Start of DATA RECORDS
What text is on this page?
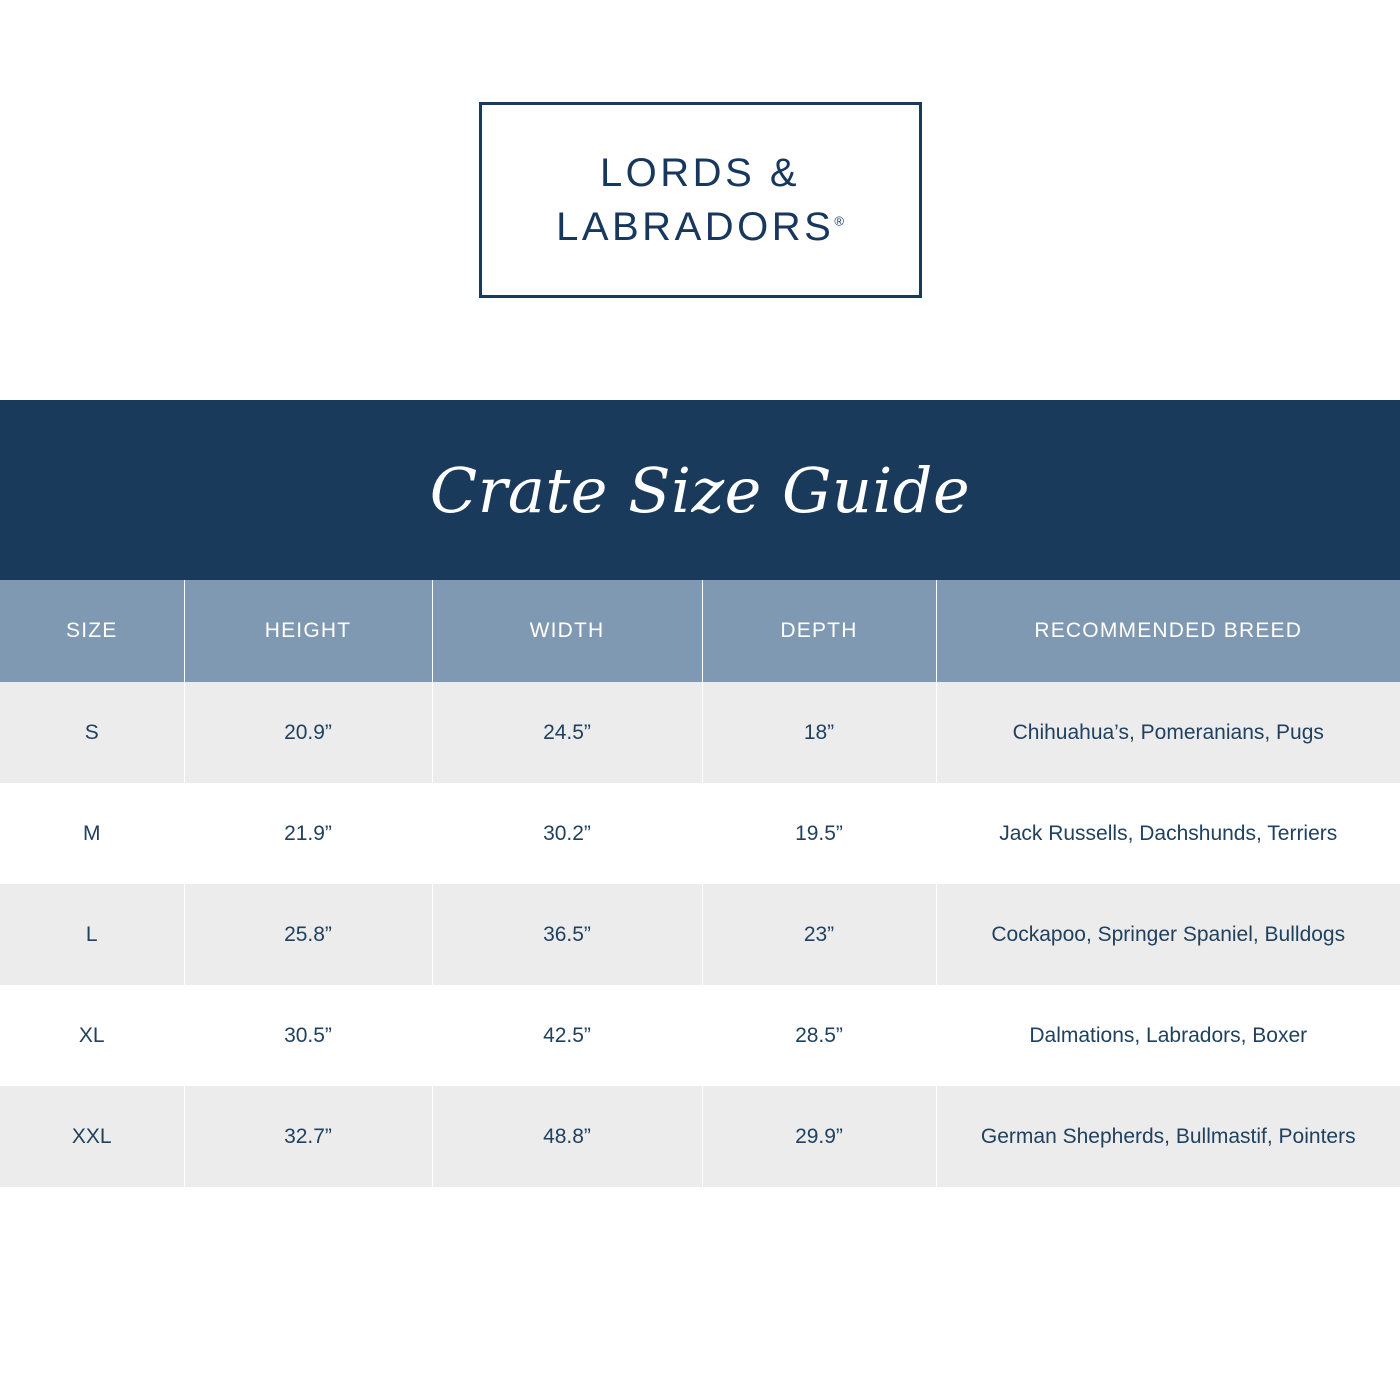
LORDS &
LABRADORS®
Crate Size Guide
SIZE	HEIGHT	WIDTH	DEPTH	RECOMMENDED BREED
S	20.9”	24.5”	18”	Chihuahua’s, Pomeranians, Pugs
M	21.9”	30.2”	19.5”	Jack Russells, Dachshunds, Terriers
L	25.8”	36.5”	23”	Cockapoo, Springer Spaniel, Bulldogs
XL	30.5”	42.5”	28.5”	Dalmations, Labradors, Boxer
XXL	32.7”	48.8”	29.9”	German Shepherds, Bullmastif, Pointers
End of DATA RECORDS
Start of DATA RECORDS
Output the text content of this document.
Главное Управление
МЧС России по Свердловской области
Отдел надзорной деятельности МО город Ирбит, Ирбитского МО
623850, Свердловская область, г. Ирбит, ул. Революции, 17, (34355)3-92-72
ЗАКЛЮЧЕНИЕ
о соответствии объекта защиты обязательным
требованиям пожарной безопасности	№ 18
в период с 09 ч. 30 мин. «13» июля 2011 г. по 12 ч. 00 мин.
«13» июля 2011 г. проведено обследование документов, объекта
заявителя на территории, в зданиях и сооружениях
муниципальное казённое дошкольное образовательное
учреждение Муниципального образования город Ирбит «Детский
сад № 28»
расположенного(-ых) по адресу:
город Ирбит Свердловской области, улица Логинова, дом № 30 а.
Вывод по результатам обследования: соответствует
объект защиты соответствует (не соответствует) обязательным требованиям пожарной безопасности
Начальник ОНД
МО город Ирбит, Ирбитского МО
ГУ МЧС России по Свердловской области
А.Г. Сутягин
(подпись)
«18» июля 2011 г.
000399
End of DATA RECORDS
Return only those lines of the records that contain the string "Ирбитского".

Отдел надзорной деятельности МО город Ирбит, Ирбитского МО
МО город Ирбит, Ирбитского МО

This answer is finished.